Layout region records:
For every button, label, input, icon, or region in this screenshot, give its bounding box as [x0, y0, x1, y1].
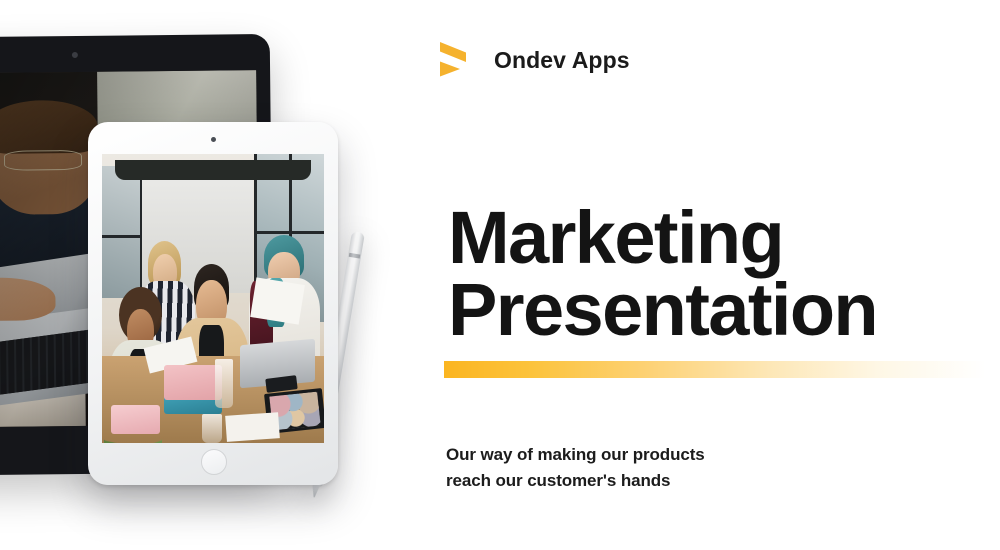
presentation-slide: Ondev Apps Marketing Presentation Our wa… [0, 0, 1000, 550]
camera-icon [211, 137, 216, 142]
brand-name: Ondev Apps [494, 47, 630, 74]
team-meeting-photo [102, 154, 324, 443]
white-tablet [88, 122, 338, 485]
subtitle: Our way of making our products reach our… [446, 442, 705, 493]
gradient-rule [444, 361, 986, 378]
headline-line-1: Marketing [448, 202, 988, 275]
brand-lockup: Ondev Apps [436, 38, 630, 82]
home-button[interactable] [201, 449, 227, 475]
subtitle-line-1: Our way of making our products [446, 442, 705, 468]
device-mockup-group [0, 0, 430, 550]
chevron-logo-icon [436, 38, 480, 82]
page-title: Marketing Presentation [448, 202, 988, 347]
white-tablet-screen [102, 154, 324, 443]
headline-line-2: Presentation [448, 274, 988, 347]
camera-icon [72, 52, 78, 58]
subtitle-line-2: reach our customer's hands [446, 468, 705, 494]
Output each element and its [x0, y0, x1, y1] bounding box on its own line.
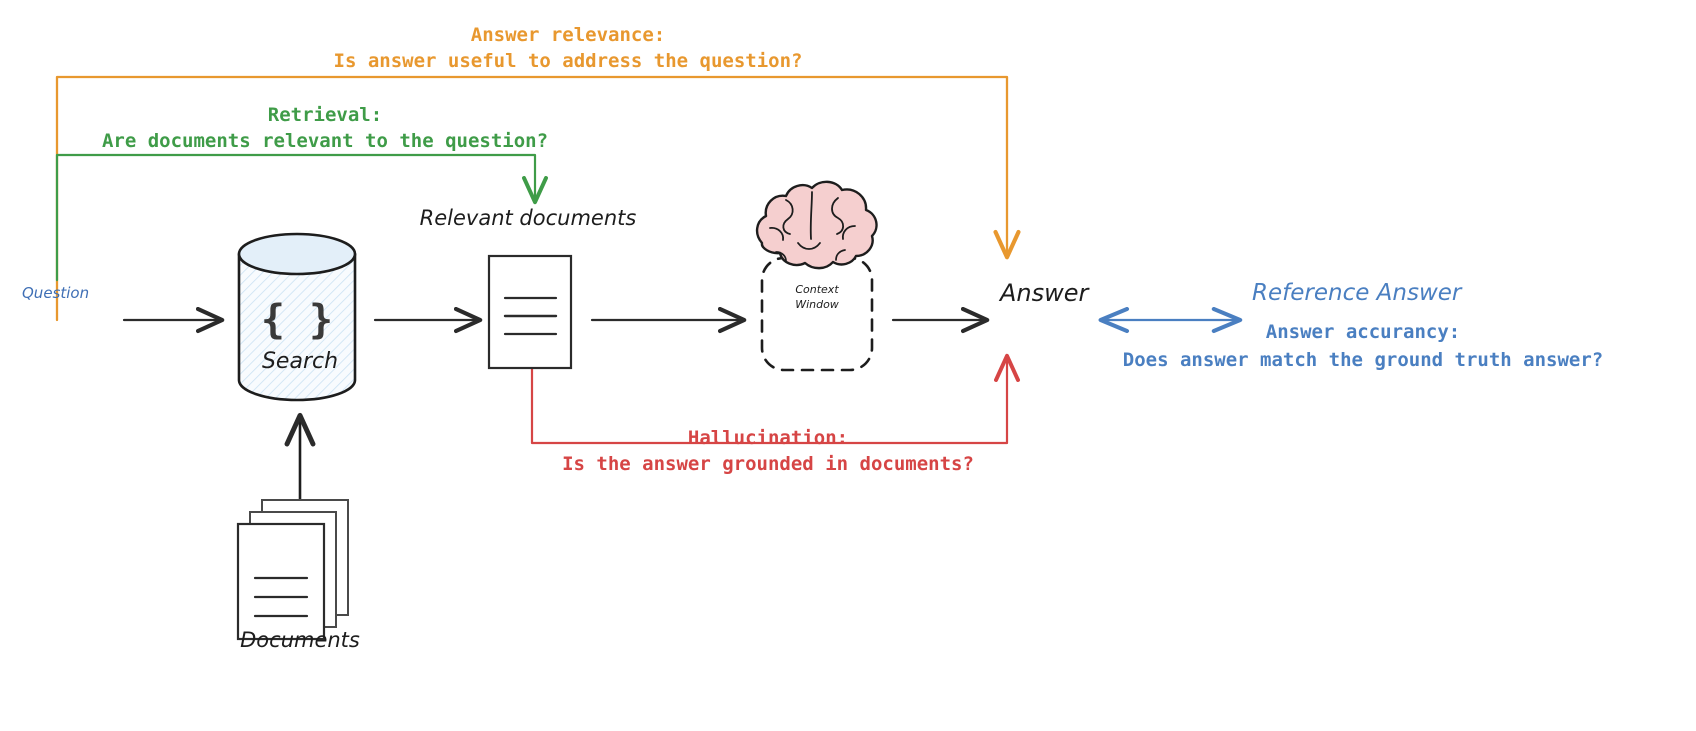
diagram-canvas: { } — [0, 0, 1696, 731]
annotation-answer-relevance: Answer relevance: Is answer useful to ad… — [334, 22, 803, 74]
annotation-answer-accuracy-question: Does answer match the ground truth answe… — [1123, 346, 1603, 374]
annotation-answer-relevance-title: Answer relevance: — [334, 22, 803, 48]
documents-stack-icon — [238, 500, 348, 639]
annotation-hallucination: Hallucination: Is the answer grounded in… — [562, 425, 974, 477]
annotation-hallucination-question: Is the answer grounded in documents? — [562, 451, 974, 477]
annotation-answer-accuracy: Answer accurancy: Does answer match the … — [1123, 318, 1603, 374]
annotation-retrieval-title: Retrieval: — [102, 102, 548, 128]
node-label-reference-answer: Reference Answer — [1252, 280, 1461, 306]
node-label-context-window: Context Window — [795, 282, 839, 312]
node-label-answer: Answer — [1000, 279, 1088, 307]
node-label-question: Question — [22, 284, 89, 302]
node-label-relevant-documents: Relevant documents — [420, 206, 637, 230]
annotation-retrieval: Retrieval: Are documents relevant to the… — [102, 102, 548, 154]
brain-icon — [757, 182, 876, 268]
annotation-hallucination-title: Hallucination: — [562, 425, 974, 451]
node-label-search: Search — [262, 349, 338, 374]
annotation-retrieval-question: Are documents relevant to the question? — [102, 128, 548, 154]
annotation-answer-relevance-question: Is answer useful to address the question… — [334, 48, 803, 74]
node-label-documents: Documents — [240, 628, 360, 652]
context-window-box — [762, 258, 872, 370]
annotation-answer-accuracy-title: Answer accurancy: — [1123, 318, 1603, 346]
relevant-document-icon — [489, 256, 571, 368]
context-window-line-1: Context — [795, 282, 839, 297]
svg-text:{ }: { } — [261, 297, 333, 343]
search-database-icon: { } — [239, 234, 355, 400]
context-window-line-2: Window — [795, 297, 839, 312]
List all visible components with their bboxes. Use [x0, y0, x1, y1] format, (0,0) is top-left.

Task description: Reproduce every line of the material above verbatim, leaving out the picture placeholders.

Result of this exercise:
For every button, label, input, icon, or region in this screenshot, give its bounding box as [x0, y0, x1, y1].
presentation-slide: Ondev Apps Marketing Presentation Our wa… [0, 0, 1000, 550]
camera-icon [211, 137, 216, 142]
brand-name: Ondev Apps [494, 47, 630, 74]
team-meeting-photo [102, 154, 324, 443]
white-tablet [88, 122, 338, 485]
subtitle: Our way of making our products reach our… [446, 442, 705, 493]
gradient-rule [444, 361, 986, 378]
headline-line-1: Marketing [448, 202, 988, 275]
brand-lockup: Ondev Apps [436, 38, 630, 82]
home-button[interactable] [201, 449, 227, 475]
subtitle-line-1: Our way of making our products [446, 442, 705, 468]
device-mockup-group [0, 0, 430, 550]
chevron-logo-icon [436, 38, 480, 82]
page-title: Marketing Presentation [448, 202, 988, 347]
white-tablet-screen [102, 154, 324, 443]
headline-line-2: Presentation [448, 274, 988, 347]
camera-icon [72, 52, 78, 58]
subtitle-line-2: reach our customer's hands [446, 468, 705, 494]
Output each element and its [x0, y0, x1, y1] bounding box on its own line.
diagram-canvas: { } — [0, 0, 1696, 731]
annotation-answer-relevance: Answer relevance: Is answer useful to ad… — [334, 22, 803, 74]
annotation-answer-accuracy-question: Does answer match the ground truth answe… — [1123, 346, 1603, 374]
annotation-answer-relevance-title: Answer relevance: — [334, 22, 803, 48]
documents-stack-icon — [238, 500, 348, 639]
annotation-hallucination: Hallucination: Is the answer grounded in… — [562, 425, 974, 477]
annotation-hallucination-question: Is the answer grounded in documents? — [562, 451, 974, 477]
annotation-answer-accuracy: Answer accurancy: Does answer match the … — [1123, 318, 1603, 374]
annotation-retrieval-title: Retrieval: — [102, 102, 548, 128]
node-label-reference-answer: Reference Answer — [1252, 280, 1461, 306]
node-label-context-window: Context Window — [795, 282, 839, 312]
node-label-answer: Answer — [1000, 279, 1088, 307]
node-label-question: Question — [22, 284, 89, 302]
node-label-relevant-documents: Relevant documents — [420, 206, 637, 230]
annotation-retrieval: Retrieval: Are documents relevant to the… — [102, 102, 548, 154]
brain-icon — [757, 182, 876, 268]
annotation-hallucination-title: Hallucination: — [562, 425, 974, 451]
node-label-search: Search — [262, 349, 338, 374]
annotation-retrieval-question: Are documents relevant to the question? — [102, 128, 548, 154]
annotation-answer-relevance-question: Is answer useful to address the question… — [334, 48, 803, 74]
node-label-documents: Documents — [240, 628, 360, 652]
context-window-box — [762, 258, 872, 370]
annotation-answer-accuracy-title: Answer accurancy: — [1123, 318, 1603, 346]
relevant-document-icon — [489, 256, 571, 368]
context-window-line-1: Context — [795, 282, 839, 297]
svg-text:{ }: { } — [261, 297, 333, 343]
search-database-icon: { } — [239, 234, 355, 400]
context-window-line-2: Window — [795, 297, 839, 312]
List all visible components with their bboxes. Use [x0, y0, x1, y1] format, (0,0) is top-left.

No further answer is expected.